* Required task: Look for the word "Escolha" in the entries below, then copy every line that has it.

* Data records:
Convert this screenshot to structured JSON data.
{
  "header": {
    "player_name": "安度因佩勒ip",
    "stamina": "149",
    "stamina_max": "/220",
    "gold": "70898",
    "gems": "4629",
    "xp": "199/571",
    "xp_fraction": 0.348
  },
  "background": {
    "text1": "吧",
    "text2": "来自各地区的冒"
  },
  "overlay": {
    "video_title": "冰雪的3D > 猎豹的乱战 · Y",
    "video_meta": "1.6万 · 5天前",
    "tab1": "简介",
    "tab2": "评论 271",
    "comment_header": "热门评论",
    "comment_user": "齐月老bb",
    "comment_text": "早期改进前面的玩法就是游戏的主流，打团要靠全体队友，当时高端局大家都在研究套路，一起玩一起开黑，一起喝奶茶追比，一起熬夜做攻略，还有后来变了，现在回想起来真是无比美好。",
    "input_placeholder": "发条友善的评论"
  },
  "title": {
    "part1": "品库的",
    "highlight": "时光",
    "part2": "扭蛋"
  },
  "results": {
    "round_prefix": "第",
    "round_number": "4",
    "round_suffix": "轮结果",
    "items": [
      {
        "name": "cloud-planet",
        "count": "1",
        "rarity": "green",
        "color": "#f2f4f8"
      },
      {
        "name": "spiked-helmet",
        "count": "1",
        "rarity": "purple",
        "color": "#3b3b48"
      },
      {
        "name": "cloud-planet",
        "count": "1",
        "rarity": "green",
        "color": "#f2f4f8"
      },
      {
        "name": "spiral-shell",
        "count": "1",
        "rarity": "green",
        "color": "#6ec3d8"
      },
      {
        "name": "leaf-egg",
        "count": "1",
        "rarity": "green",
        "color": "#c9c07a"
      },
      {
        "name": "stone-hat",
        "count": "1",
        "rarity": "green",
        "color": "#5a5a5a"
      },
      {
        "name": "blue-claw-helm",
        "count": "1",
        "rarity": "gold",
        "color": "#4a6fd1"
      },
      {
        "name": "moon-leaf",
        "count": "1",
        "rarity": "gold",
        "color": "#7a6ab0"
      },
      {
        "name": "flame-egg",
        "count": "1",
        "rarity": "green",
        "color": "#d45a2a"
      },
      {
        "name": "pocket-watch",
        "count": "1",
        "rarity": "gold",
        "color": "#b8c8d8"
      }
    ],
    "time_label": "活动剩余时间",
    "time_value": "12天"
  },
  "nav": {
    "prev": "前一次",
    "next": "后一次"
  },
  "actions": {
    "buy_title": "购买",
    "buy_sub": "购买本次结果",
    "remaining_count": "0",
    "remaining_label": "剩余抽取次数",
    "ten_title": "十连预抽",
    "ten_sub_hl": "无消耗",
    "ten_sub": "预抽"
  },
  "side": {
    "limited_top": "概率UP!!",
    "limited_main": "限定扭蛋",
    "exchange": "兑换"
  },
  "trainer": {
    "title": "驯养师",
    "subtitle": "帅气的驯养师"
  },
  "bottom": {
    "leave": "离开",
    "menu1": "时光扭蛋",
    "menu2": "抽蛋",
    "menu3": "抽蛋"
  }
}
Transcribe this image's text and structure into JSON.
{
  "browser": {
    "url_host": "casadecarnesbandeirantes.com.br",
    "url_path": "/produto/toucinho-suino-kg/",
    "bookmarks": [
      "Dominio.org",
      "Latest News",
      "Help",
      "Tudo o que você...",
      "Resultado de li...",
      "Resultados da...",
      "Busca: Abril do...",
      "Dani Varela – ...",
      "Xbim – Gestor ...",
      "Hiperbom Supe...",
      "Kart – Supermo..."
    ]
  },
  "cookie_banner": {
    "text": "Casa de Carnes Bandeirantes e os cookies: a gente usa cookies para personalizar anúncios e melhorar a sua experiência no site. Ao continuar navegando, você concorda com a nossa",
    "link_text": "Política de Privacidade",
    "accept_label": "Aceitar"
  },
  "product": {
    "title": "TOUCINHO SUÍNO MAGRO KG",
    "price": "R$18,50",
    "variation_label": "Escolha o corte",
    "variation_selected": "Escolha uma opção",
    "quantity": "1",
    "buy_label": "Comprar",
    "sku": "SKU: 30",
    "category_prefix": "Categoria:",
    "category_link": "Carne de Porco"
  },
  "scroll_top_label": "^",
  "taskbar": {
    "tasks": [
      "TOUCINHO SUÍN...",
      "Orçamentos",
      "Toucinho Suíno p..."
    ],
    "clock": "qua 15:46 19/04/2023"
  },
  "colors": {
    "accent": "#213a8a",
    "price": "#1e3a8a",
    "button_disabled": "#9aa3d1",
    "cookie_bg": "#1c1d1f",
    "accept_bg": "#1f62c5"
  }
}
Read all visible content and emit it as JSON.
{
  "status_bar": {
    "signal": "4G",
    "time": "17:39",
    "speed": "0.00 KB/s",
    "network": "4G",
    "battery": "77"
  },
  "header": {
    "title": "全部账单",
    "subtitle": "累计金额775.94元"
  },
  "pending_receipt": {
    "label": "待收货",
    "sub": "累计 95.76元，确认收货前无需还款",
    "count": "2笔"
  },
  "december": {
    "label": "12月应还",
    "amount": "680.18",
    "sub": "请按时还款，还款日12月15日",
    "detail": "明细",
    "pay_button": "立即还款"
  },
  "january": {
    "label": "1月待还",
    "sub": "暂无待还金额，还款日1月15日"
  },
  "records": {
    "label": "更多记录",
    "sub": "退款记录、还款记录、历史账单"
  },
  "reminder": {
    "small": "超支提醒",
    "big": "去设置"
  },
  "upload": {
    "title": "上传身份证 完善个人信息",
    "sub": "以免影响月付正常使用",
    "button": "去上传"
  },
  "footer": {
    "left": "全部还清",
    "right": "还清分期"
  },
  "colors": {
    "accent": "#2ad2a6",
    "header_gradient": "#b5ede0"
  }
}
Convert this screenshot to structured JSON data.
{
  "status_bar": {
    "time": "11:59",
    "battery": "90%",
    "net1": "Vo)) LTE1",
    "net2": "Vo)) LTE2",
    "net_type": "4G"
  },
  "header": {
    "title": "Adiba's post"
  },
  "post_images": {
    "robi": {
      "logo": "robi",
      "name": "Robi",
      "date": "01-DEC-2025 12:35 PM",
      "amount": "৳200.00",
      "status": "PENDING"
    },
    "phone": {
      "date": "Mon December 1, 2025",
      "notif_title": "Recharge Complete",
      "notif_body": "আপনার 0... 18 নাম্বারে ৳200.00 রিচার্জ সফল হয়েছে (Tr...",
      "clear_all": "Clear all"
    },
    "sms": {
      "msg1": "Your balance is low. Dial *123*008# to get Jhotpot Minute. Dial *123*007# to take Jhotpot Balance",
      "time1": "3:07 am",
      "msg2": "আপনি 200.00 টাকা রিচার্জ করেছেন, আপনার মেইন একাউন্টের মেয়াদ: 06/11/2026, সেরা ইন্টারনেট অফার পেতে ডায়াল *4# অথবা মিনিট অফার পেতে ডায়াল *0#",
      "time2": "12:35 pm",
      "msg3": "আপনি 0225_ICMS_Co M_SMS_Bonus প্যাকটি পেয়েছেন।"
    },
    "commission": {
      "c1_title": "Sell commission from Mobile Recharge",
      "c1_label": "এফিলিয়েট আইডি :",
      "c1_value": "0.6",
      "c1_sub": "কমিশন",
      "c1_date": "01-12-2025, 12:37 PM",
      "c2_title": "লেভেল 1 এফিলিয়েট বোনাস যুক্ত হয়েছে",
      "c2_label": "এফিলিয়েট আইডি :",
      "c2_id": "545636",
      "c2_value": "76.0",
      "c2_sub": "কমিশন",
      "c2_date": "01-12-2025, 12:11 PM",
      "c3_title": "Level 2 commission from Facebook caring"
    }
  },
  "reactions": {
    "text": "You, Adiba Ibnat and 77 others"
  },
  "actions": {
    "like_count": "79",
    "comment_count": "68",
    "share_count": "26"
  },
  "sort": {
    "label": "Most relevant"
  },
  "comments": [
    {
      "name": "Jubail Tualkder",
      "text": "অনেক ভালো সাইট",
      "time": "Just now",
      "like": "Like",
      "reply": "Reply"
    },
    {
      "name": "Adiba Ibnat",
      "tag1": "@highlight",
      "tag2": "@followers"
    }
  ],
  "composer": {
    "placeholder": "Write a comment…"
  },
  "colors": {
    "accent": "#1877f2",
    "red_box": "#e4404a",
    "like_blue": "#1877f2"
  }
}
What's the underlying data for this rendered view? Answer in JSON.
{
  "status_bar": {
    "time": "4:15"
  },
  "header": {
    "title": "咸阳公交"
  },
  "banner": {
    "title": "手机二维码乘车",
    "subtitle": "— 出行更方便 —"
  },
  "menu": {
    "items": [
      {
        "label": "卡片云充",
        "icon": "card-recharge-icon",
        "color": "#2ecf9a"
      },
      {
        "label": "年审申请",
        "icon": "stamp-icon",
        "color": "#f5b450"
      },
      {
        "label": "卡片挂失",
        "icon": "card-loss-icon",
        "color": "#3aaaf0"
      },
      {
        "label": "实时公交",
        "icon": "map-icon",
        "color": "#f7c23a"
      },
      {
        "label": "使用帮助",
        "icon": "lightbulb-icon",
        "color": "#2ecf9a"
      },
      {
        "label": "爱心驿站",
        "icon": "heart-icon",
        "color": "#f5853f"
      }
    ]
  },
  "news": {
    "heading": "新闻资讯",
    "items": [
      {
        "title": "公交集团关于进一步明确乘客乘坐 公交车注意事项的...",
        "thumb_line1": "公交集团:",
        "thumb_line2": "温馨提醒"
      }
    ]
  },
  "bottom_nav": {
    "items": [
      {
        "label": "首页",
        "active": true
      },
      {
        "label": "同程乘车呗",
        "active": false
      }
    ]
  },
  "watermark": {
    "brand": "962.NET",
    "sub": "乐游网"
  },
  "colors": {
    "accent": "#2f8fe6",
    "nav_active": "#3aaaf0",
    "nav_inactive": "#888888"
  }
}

* Finished answer:
    "variation_label": "Escolha o corte",
    "variation_selected": "Escolha uma opção",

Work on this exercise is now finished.